## EXERCISE BRIEF
Copy out every line of the records below exactly, omitting the pictures.

## GIVEN ENTRIES
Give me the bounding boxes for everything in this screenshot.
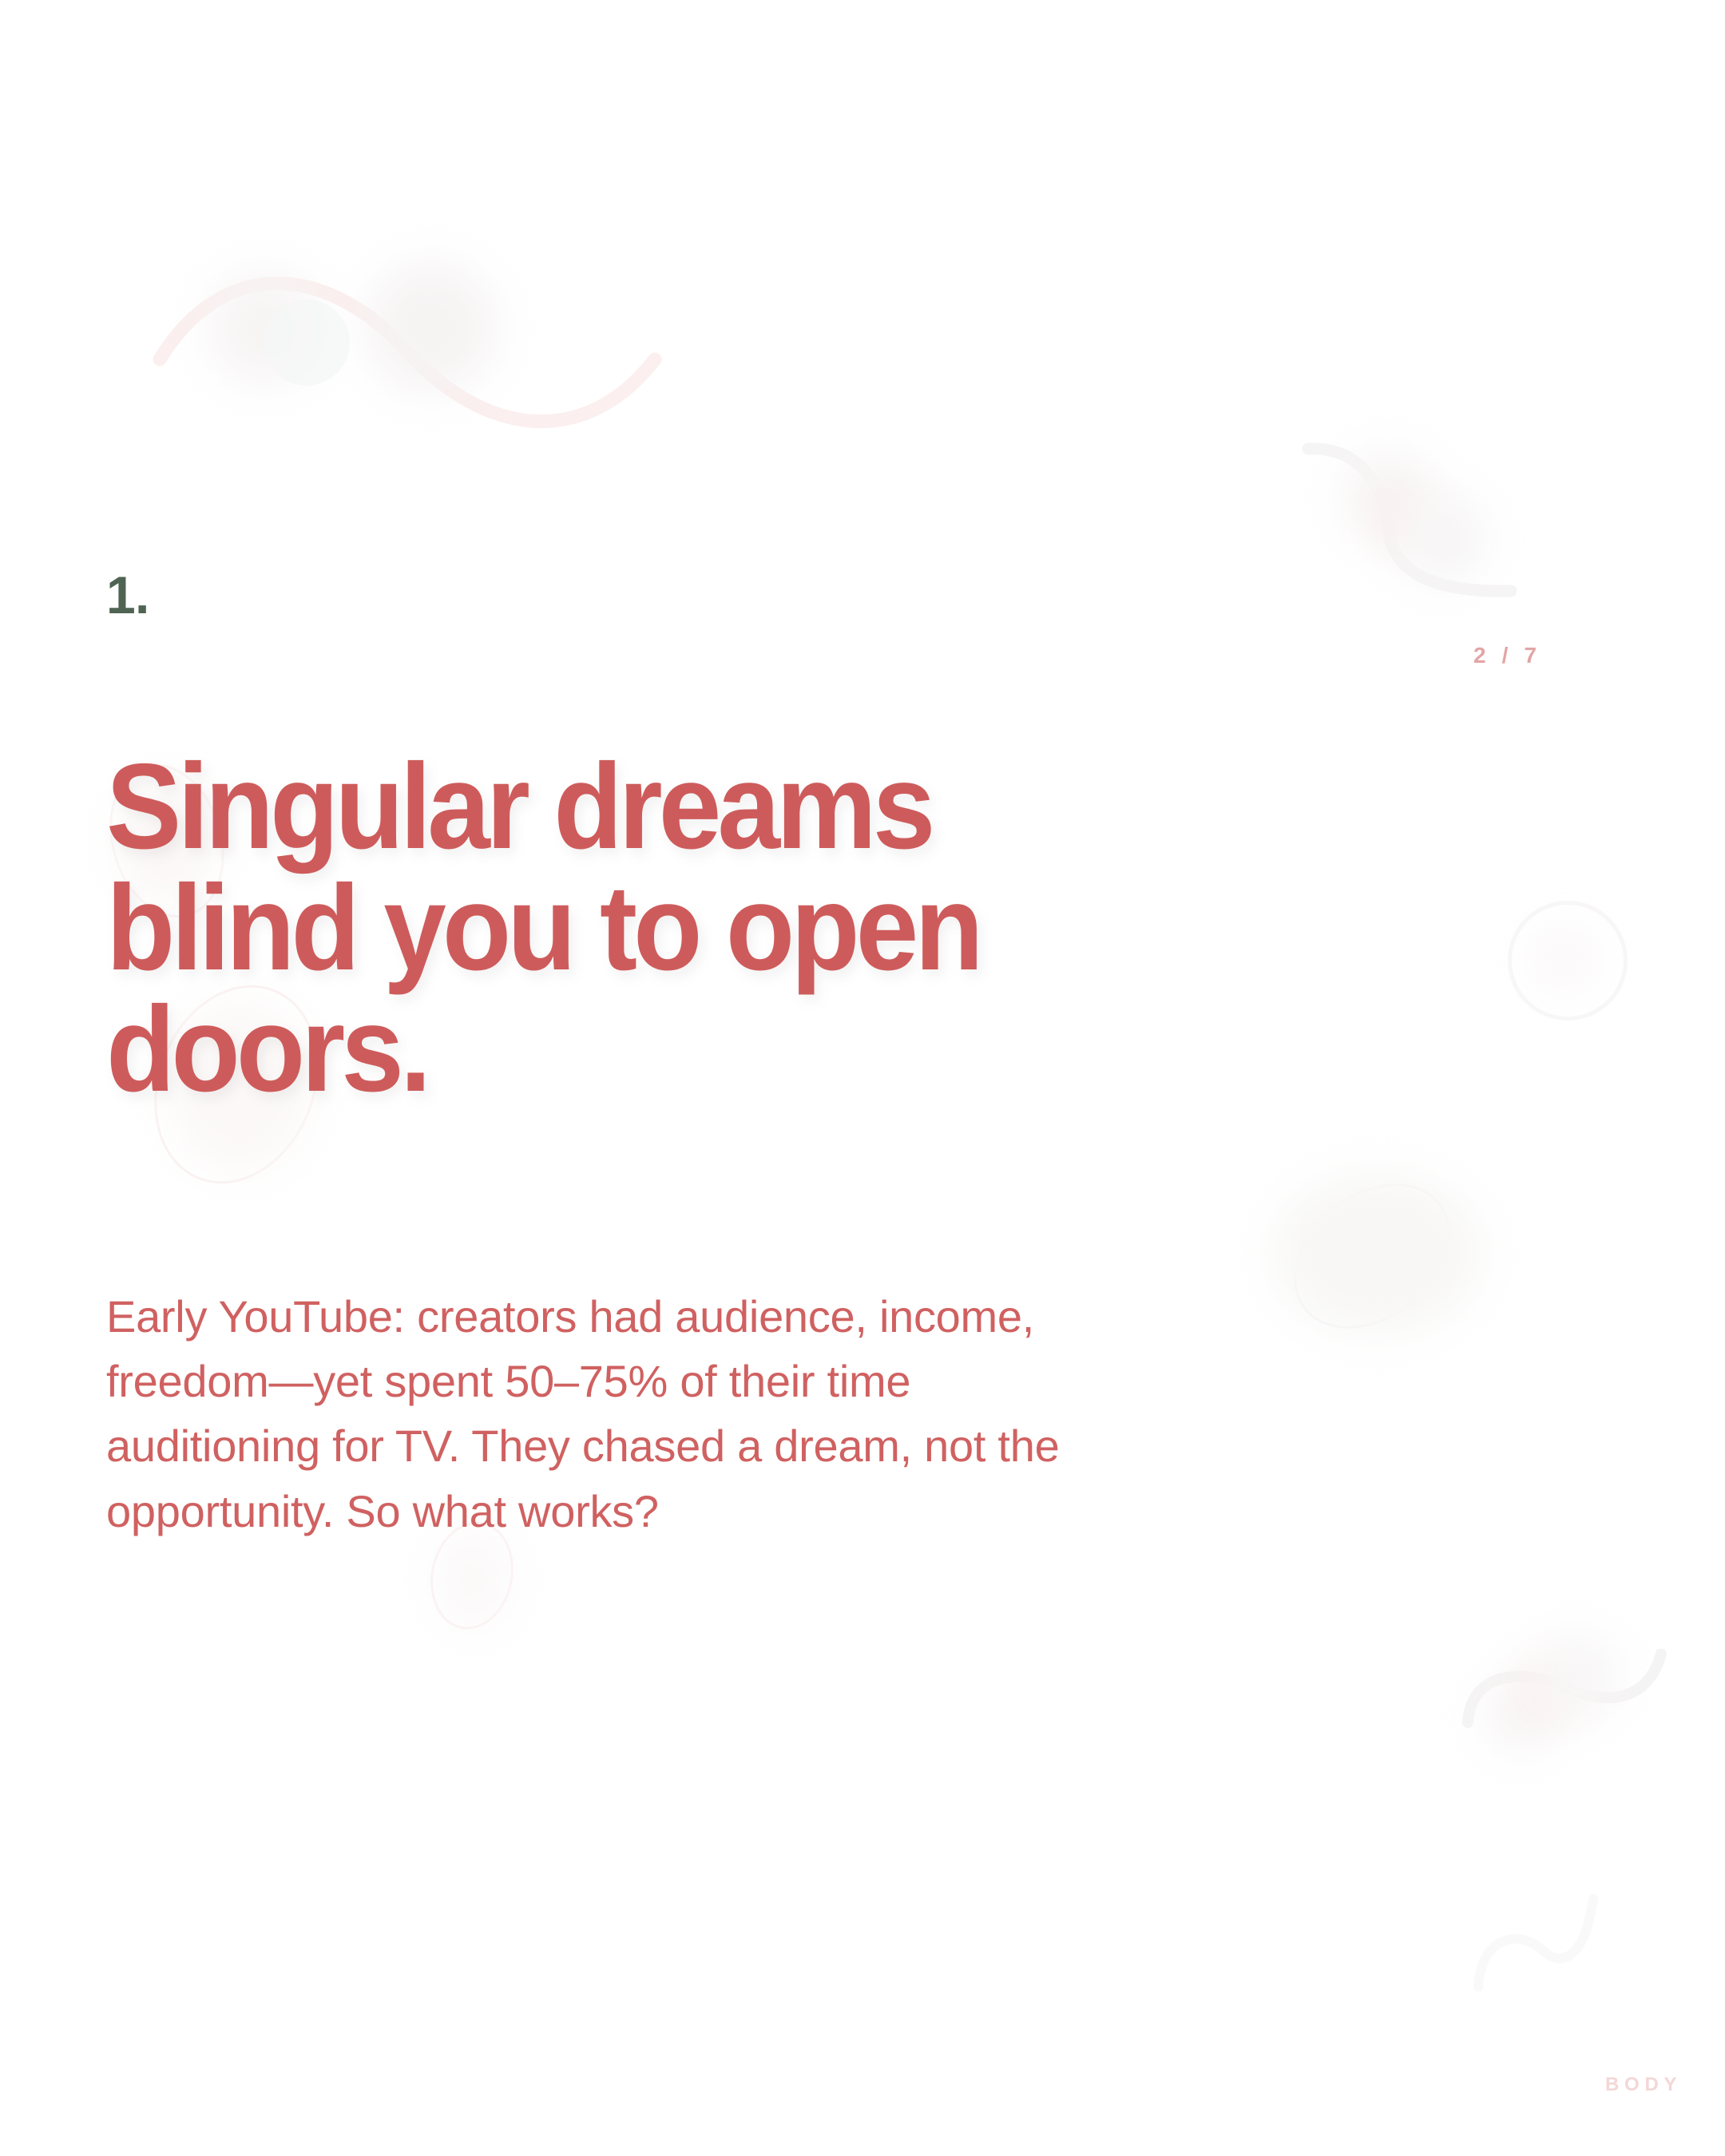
body-paragraph: Early YouTube: creators had audience, in… [106, 1284, 1464, 1544]
slide-content: 1. Singular dreams blind you to open doo… [106, 0, 1624, 2156]
footer-section-tag: BODY [1605, 2074, 1682, 2096]
body-line-1: Early YouTube: creators had audience, in… [106, 1284, 1464, 1349]
slide-canvas: 2 / 7 1. Singular dreams blind you to op… [0, 0, 1725, 2156]
headline-line-1: Singular dreams [106, 746, 1310, 867]
page-title: Singular dreams blind you to open doors. [106, 746, 1310, 1110]
page-counter: 2 / 7 [1473, 643, 1541, 668]
body-line-2: freedom—yet spent 50–75% of their time [106, 1349, 1464, 1413]
body-line-4: opportunity. So what works? [106, 1479, 1464, 1544]
body-line-3: auditioning for TV. They chased a dream,… [106, 1413, 1464, 1478]
headline-line-3: doors. [106, 989, 1310, 1110]
section-number: 1. [106, 569, 149, 621]
headline-line-2: blind you to open [106, 867, 1310, 989]
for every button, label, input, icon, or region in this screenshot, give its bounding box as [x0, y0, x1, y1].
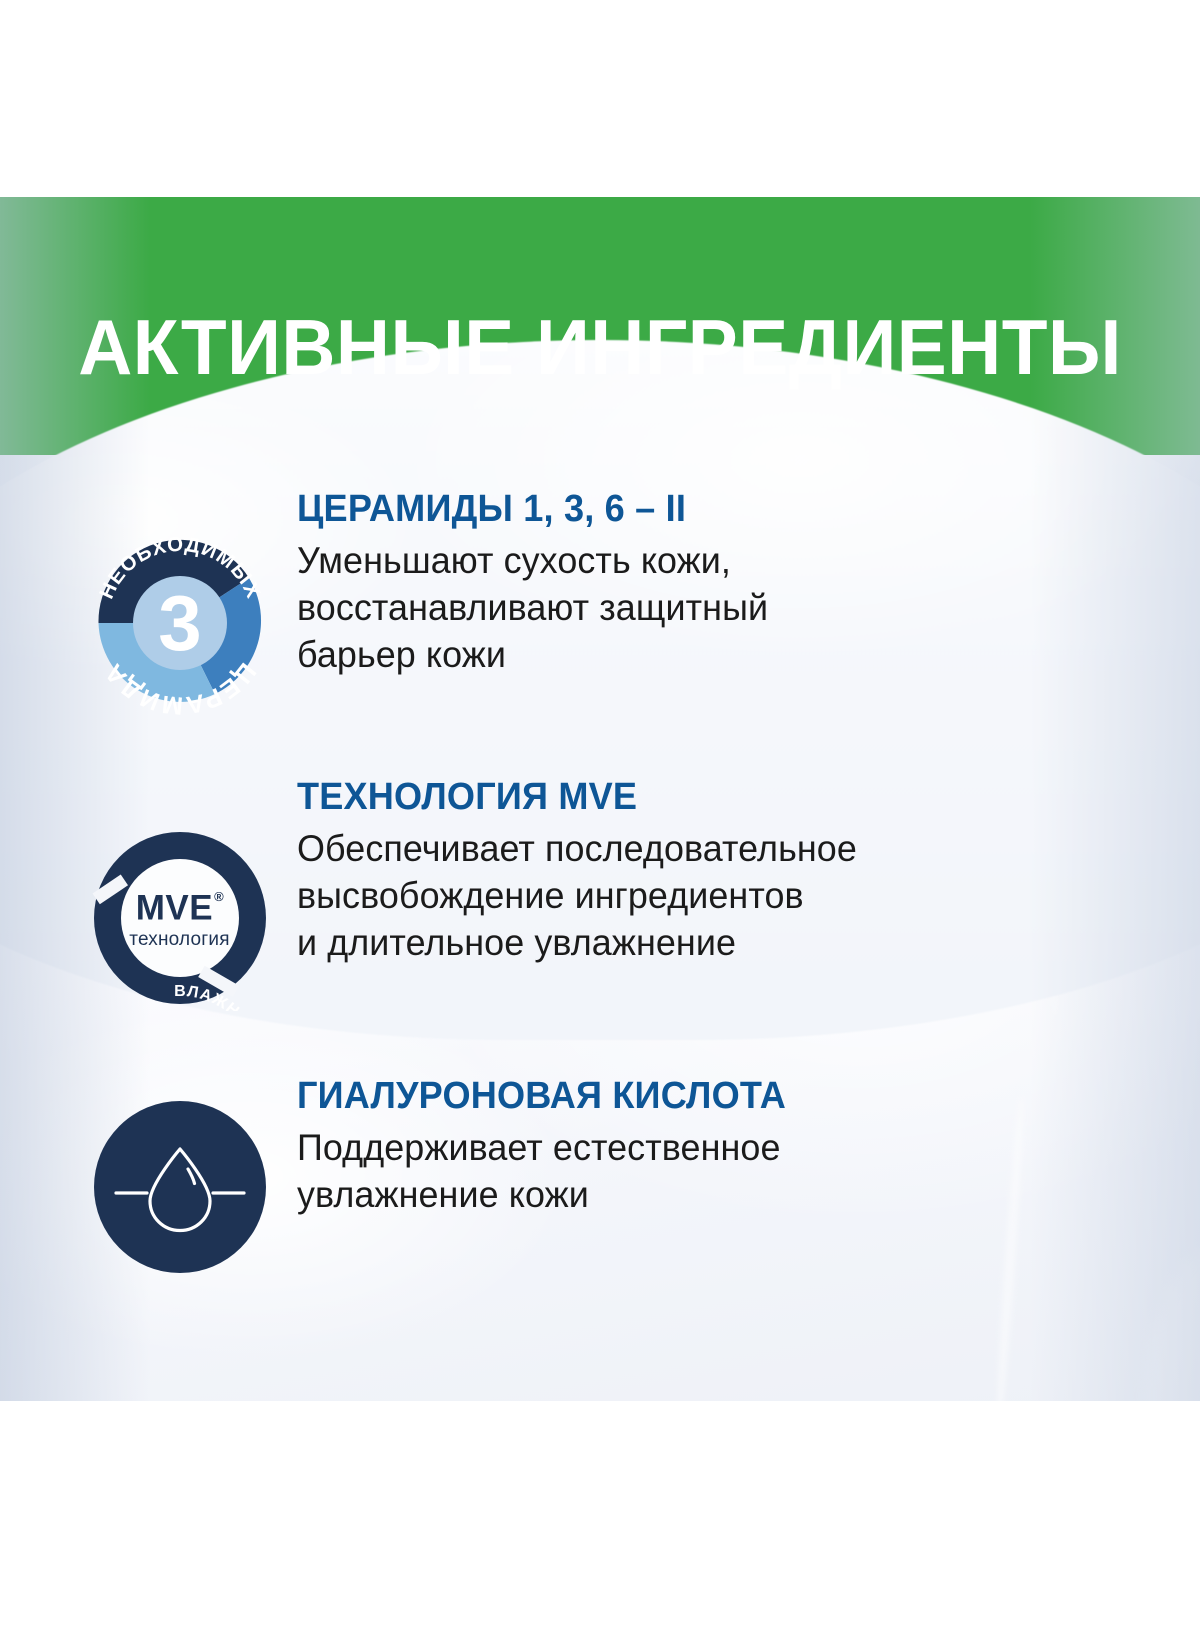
ingredient-title: ГИАЛУРОНОВАЯ КИСЛОТА [297, 1074, 786, 1118]
ingredient-copy: ТЕХНОЛОГИЯ MVE Обеспечивает последовател… [297, 775, 874, 966]
badge-slot: НЕОБХОДИМЫХ ЦЕРАМИДА 3 [62, 487, 297, 721]
ingredient-copy: ЦЕРАМИДЫ 1, 3, 6 – II Уменьшают сухость … [297, 487, 783, 678]
ingredient-description: Поддерживает естественное увлажнение кож… [297, 1124, 796, 1218]
badge-slot: УВЛАЖНЕНИЕ В ТЕЧЕНИЕ ДНЯ MVE® технология [62, 775, 297, 1011]
ingredient-copy: ГИАЛУРОНОВАЯ КИСЛОТА Поддерживает естест… [297, 1074, 812, 1218]
ingredient-title: ТЕХНОЛОГИЯ MVE [297, 775, 845, 819]
ingredient-row-hyaluronic: ГИАЛУРОНОВАЯ КИСЛОТА Поддерживает естест… [62, 1074, 812, 1280]
badge-center-number: 3 [158, 579, 201, 667]
three-ceramides-badge: НЕОБХОДИМЫХ ЦЕРАМИДА 3 [82, 525, 278, 721]
ingredient-description: Обеспечивает последовательное высвобожде… [297, 825, 857, 966]
water-drop-badge [87, 1094, 273, 1280]
ingredient-description: Уменьшают сухость кожи, восстанавливают … [297, 537, 768, 678]
ingredient-row-ceramides: НЕОБХОДИМЫХ ЦЕРАМИДА 3 ЦЕРАМИДЫ 1, 3, 6 … [62, 487, 783, 721]
mve-technology-badge: УВЛАЖНЕНИЕ В ТЕЧЕНИЕ ДНЯ MVE® технология [87, 825, 273, 1011]
ingredient-list: НЕОБХОДИМЫХ ЦЕРАМИДА 3 ЦЕРАМИДЫ 1, 3, 6 … [0, 0, 1200, 1600]
badge-slot [62, 1074, 297, 1280]
poster-canvas: АКТИВНЫЕ ИНГРЕДИЕНТЫ [0, 0, 1200, 1600]
ingredient-title: ЦЕРАМИДЫ 1, 3, 6 – II [297, 487, 758, 531]
ingredient-row-mve: УВЛАЖНЕНИЕ В ТЕЧЕНИЕ ДНЯ MVE® технология… [62, 775, 874, 1011]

## FINAL RESULT
Give me the bounding boxes for everything in this screenshot.
body-paragraph: Early YouTube: creators had audience, in… [106, 1284, 1464, 1544]
slide-content: 1. Singular dreams blind you to open doo… [106, 0, 1624, 2156]
footer-section-tag: BODY [1605, 2074, 1682, 2096]
body-line-1: Early YouTube: creators had audience, in… [106, 1284, 1464, 1349]
slide-canvas: 2 / 7 1. Singular dreams blind you to op… [0, 0, 1725, 2156]
headline-line-1: Singular dreams [106, 746, 1310, 867]
page-title: Singular dreams blind you to open doors. [106, 746, 1310, 1110]
page-counter: 2 / 7 [1473, 643, 1541, 668]
body-line-2: freedom—yet spent 50–75% of their time [106, 1349, 1464, 1413]
body-line-4: opportunity. So what works? [106, 1479, 1464, 1544]
body-line-3: auditioning for TV. They chased a dream,… [106, 1413, 1464, 1478]
headline-line-3: doors. [106, 989, 1310, 1110]
section-number: 1. [106, 569, 149, 621]
headline-line-2: blind you to open [106, 867, 1310, 989]
for every button, label, input, icon, or region in this screenshot, give its bounding box as [x0, y0, x1, y1].
ingredient-title: ГИАЛУРОНОВАЯ КИСЛОТА [297, 1074, 786, 1118]
ingredient-copy: ТЕХНОЛОГИЯ MVE Обеспечивает последовател… [297, 775, 874, 966]
badge-slot: НЕОБХОДИМЫХ ЦЕРАМИДА 3 [62, 487, 297, 721]
ingredient-copy: ЦЕРАМИДЫ 1, 3, 6 – II Уменьшают сухость … [297, 487, 783, 678]
ingredient-description: Поддерживает естественное увлажнение кож… [297, 1124, 796, 1218]
badge-slot: УВЛАЖНЕНИЕ В ТЕЧЕНИЕ ДНЯ MVE® технология [62, 775, 297, 1011]
ingredient-copy: ГИАЛУРОНОВАЯ КИСЛОТА Поддерживает естест… [297, 1074, 812, 1218]
ingredient-title: ТЕХНОЛОГИЯ MVE [297, 775, 845, 819]
ingredient-row-hyaluronic: ГИАЛУРОНОВАЯ КИСЛОТА Поддерживает естест… [62, 1074, 812, 1280]
badge-center-number: 3 [158, 579, 201, 667]
three-ceramides-badge: НЕОБХОДИМЫХ ЦЕРАМИДА 3 [82, 525, 278, 721]
ingredient-description: Обеспечивает последовательное высвобожде… [297, 825, 857, 966]
water-drop-badge [87, 1094, 273, 1280]
ingredient-description: Уменьшают сухость кожи, восстанавливают … [297, 537, 768, 678]
ingredient-row-ceramides: НЕОБХОДИМЫХ ЦЕРАМИДА 3 ЦЕРАМИДЫ 1, 3, 6 … [62, 487, 783, 721]
mve-technology-badge: УВЛАЖНЕНИЕ В ТЕЧЕНИЕ ДНЯ MVE® технология [87, 825, 273, 1011]
ingredient-list: НЕОБХОДИМЫХ ЦЕРАМИДА 3 ЦЕРАМИДЫ 1, 3, 6 … [0, 0, 1200, 1600]
badge-slot [62, 1074, 297, 1280]
poster-canvas: АКТИВНЫЕ ИНГРЕДИЕНТЫ [0, 0, 1200, 1600]
ingredient-title: ЦЕРАМИДЫ 1, 3, 6 – II [297, 487, 758, 531]
ingredient-row-mve: УВЛАЖНЕНИЕ В ТЕЧЕНИЕ ДНЯ MVE® технология… [62, 775, 874, 1011]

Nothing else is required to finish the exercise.